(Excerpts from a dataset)
━━━━━━━━━━━━━━━━━━━━━━━━━━━━━━
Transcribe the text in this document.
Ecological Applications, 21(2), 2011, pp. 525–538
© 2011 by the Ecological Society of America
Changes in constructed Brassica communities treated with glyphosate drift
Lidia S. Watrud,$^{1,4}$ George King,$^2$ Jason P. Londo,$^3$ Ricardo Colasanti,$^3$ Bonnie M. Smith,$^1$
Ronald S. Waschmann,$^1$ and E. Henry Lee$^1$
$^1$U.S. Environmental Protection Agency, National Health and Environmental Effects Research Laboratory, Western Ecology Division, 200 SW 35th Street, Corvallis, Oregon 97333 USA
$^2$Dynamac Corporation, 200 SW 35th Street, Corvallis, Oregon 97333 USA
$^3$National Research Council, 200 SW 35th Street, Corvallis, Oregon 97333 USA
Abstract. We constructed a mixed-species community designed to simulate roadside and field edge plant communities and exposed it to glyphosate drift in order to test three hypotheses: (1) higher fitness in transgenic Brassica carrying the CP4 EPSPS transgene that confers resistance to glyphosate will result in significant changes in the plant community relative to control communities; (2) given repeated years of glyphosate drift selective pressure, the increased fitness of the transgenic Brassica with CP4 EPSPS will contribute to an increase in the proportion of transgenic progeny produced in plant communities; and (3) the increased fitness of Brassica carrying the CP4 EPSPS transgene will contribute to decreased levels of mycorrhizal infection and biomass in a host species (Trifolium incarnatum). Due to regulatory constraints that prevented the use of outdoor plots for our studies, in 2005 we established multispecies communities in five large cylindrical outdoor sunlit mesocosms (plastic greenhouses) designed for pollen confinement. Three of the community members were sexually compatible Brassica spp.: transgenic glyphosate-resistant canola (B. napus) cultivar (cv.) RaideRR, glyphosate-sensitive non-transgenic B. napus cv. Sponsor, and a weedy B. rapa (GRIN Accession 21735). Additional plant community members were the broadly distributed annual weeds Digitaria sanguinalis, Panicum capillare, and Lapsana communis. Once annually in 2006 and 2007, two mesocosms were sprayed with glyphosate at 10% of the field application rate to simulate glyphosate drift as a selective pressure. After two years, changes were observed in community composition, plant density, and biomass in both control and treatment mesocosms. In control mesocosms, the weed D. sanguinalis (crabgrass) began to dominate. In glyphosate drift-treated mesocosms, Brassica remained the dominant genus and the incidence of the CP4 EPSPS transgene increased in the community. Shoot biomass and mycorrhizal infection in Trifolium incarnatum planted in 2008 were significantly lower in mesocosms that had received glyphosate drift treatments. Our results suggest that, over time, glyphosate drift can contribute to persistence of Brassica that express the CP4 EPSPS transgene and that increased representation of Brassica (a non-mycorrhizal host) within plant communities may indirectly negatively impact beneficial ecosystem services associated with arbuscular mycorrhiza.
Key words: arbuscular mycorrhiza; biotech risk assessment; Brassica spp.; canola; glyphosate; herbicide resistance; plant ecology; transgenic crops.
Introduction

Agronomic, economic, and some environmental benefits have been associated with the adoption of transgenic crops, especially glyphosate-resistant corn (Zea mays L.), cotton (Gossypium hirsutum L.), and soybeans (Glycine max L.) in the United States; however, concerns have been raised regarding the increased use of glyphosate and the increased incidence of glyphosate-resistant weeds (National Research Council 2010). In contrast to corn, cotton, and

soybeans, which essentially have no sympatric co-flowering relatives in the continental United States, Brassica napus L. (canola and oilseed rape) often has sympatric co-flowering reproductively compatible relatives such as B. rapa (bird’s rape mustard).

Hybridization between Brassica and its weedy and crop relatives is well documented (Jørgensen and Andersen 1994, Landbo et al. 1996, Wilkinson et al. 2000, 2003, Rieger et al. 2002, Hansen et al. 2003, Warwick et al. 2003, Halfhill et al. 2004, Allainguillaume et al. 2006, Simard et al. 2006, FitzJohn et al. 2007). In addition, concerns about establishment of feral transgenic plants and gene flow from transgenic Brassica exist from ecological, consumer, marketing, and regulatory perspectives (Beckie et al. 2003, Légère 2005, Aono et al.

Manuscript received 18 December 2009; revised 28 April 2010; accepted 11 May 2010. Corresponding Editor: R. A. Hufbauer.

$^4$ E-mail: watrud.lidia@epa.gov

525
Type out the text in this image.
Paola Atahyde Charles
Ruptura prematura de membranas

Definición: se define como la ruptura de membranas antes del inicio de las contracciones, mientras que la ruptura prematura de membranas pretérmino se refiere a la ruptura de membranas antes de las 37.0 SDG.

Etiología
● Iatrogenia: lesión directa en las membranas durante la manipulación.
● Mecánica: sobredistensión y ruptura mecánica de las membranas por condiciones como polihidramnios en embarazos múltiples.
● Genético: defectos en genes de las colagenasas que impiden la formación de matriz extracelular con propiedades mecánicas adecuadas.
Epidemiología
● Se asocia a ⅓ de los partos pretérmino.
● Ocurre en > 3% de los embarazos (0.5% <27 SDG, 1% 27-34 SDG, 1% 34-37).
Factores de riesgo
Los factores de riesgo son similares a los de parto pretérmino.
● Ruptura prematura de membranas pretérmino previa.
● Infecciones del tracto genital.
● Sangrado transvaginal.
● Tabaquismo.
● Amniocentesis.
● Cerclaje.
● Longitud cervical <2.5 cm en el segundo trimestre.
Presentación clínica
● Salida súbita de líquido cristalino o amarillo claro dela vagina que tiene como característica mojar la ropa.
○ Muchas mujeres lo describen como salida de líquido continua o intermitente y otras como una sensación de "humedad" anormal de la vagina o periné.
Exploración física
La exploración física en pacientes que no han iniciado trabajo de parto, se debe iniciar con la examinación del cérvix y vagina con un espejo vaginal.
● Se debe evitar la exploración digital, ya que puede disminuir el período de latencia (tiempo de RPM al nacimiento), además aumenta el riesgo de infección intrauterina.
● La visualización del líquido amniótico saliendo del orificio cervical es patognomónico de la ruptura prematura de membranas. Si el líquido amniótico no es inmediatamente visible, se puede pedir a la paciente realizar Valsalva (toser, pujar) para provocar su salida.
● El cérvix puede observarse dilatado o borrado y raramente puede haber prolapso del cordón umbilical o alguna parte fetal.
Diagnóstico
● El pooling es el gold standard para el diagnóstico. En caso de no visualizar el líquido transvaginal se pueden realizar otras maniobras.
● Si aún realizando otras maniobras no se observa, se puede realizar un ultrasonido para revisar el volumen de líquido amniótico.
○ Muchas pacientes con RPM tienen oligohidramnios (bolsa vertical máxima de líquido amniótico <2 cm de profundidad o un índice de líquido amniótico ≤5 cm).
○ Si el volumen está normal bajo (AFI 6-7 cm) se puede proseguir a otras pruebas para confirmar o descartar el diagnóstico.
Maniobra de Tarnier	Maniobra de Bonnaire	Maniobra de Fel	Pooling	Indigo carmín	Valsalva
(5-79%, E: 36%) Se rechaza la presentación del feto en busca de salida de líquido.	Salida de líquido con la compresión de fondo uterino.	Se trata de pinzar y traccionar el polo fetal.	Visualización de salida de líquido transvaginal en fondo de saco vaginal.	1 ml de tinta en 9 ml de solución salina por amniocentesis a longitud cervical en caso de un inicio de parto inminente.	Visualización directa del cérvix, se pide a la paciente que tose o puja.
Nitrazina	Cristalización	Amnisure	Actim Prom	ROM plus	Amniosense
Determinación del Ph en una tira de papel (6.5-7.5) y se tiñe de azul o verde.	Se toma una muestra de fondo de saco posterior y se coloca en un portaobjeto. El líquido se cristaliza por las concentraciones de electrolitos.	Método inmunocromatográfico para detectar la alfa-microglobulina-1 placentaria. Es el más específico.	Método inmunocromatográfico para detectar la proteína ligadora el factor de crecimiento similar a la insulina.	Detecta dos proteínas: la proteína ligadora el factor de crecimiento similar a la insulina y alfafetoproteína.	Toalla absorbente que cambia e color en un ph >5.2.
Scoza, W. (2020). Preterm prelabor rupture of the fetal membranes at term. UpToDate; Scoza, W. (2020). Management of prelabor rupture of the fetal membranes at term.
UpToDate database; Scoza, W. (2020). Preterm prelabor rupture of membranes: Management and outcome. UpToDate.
━━━━━━━━━━━━━━━━━━━━━━━━━━━━━━
• _WHAT TO DO_
Search the records for lines holding the word "volumen", then copy each line you find.

• _EXERCISE ANSWER_
● Si aún realizando otras maniobras no se observa, se puede realizar un ultrasonido para revisar el volumen de líquido amniótico.
○ Si el volumen está normal bajo (AFI 6-7 cm) se puede proseguir a otras pruebas para confirmar o descartar el diagnóstico.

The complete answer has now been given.